Work instruction:
Print the listing below exactly, minus its pictures.

Data records:
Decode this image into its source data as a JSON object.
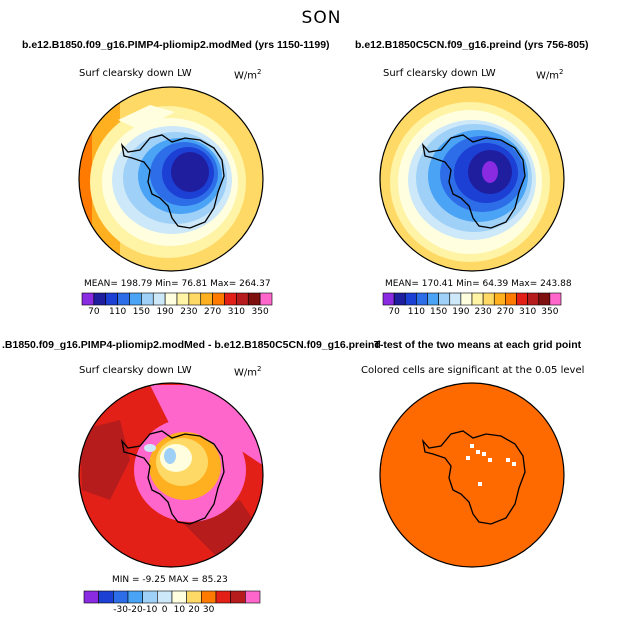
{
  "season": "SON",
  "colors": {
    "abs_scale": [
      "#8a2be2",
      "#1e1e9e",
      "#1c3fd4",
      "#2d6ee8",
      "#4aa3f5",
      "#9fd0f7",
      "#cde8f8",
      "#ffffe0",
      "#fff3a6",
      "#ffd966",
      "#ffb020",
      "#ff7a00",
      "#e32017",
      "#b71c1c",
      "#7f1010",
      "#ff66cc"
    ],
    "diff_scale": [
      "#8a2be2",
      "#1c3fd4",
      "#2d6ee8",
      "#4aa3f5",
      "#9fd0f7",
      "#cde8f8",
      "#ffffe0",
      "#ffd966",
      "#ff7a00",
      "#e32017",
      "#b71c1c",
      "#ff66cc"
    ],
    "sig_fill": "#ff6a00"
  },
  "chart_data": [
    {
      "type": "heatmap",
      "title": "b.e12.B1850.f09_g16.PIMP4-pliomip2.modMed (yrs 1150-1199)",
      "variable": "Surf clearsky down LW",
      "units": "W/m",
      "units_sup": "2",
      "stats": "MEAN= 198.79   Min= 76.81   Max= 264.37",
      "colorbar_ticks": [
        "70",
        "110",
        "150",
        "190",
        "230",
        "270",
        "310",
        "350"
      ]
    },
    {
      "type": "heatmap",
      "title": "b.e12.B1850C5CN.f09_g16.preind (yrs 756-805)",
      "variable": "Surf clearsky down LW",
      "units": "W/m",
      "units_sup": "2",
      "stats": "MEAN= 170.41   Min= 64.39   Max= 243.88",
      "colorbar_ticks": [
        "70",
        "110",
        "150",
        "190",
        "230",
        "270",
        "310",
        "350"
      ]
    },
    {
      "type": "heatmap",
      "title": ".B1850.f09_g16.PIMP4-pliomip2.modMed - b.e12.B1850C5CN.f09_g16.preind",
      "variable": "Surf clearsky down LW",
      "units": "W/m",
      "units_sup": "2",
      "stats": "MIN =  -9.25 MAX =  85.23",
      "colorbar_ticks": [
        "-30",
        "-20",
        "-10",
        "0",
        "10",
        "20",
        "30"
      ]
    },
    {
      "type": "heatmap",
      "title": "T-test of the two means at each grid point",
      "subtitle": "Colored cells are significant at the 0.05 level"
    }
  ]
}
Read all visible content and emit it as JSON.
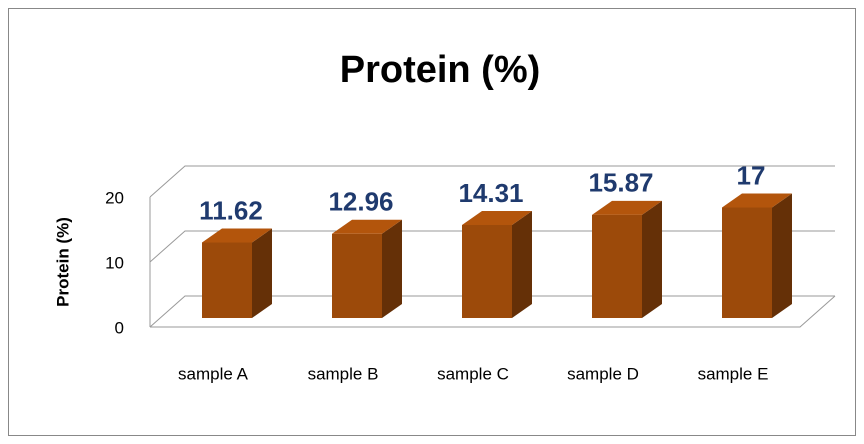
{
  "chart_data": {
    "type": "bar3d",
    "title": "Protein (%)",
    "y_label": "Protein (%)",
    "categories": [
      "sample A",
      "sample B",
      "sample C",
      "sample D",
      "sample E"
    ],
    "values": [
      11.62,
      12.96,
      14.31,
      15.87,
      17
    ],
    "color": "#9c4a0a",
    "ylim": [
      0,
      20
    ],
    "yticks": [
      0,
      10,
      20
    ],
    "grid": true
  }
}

Finished task:
Decode this image into its source data as a JSON object.
{
  "season": "SON",
  "colors": {
    "abs_scale": [
      "#8a2be2",
      "#1e1e9e",
      "#1c3fd4",
      "#2d6ee8",
      "#4aa3f5",
      "#9fd0f7",
      "#cde8f8",
      "#ffffe0",
      "#fff3a6",
      "#ffd966",
      "#ffb020",
      "#ff7a00",
      "#e32017",
      "#b71c1c",
      "#7f1010",
      "#ff66cc"
    ],
    "diff_scale": [
      "#8a2be2",
      "#1c3fd4",
      "#2d6ee8",
      "#4aa3f5",
      "#9fd0f7",
      "#cde8f8",
      "#ffffe0",
      "#ffd966",
      "#ff7a00",
      "#e32017",
      "#b71c1c",
      "#ff66cc"
    ],
    "sig_fill": "#ff6a00"
  },
  "chart_data": [
    {
      "type": "heatmap",
      "title": "b.e12.B1850.f09_g16.PIMP4-pliomip2.modMed (yrs 1150-1199)",
      "variable": "Surf clearsky down LW",
      "units": "W/m",
      "units_sup": "2",
      "stats": "MEAN= 198.79   Min= 76.81   Max= 264.37",
      "colorbar_ticks": [
        "70",
        "110",
        "150",
        "190",
        "230",
        "270",
        "310",
        "350"
      ]
    },
    {
      "type": "heatmap",
      "title": "b.e12.B1850C5CN.f09_g16.preind (yrs 756-805)",
      "variable": "Surf clearsky down LW",
      "units": "W/m",
      "units_sup": "2",
      "stats": "MEAN= 170.41   Min= 64.39   Max= 243.88",
      "colorbar_ticks": [
        "70",
        "110",
        "150",
        "190",
        "230",
        "270",
        "310",
        "350"
      ]
    },
    {
      "type": "heatmap",
      "title": ".B1850.f09_g16.PIMP4-pliomip2.modMed - b.e12.B1850C5CN.f09_g16.preind",
      "variable": "Surf clearsky down LW",
      "units": "W/m",
      "units_sup": "2",
      "stats": "MIN =  -9.25 MAX =  85.23",
      "colorbar_ticks": [
        "-30",
        "-20",
        "-10",
        "0",
        "10",
        "20",
        "30"
      ]
    },
    {
      "type": "heatmap",
      "title": "T-test of the two means at each grid point",
      "subtitle": "Colored cells are significant at the 0.05 level"
    }
  ]
}
Read all visible content and emit it as JSON.
{
  "chart_data": {
    "type": "bar3d",
    "title": "Protein (%)",
    "y_label": "Protein (%)",
    "categories": [
      "sample A",
      "sample B",
      "sample C",
      "sample D",
      "sample E"
    ],
    "values": [
      11.62,
      12.96,
      14.31,
      15.87,
      17
    ],
    "color": "#9c4a0a",
    "ylim": [
      0,
      20
    ],
    "yticks": [
      0,
      10,
      20
    ],
    "grid": true
  }
}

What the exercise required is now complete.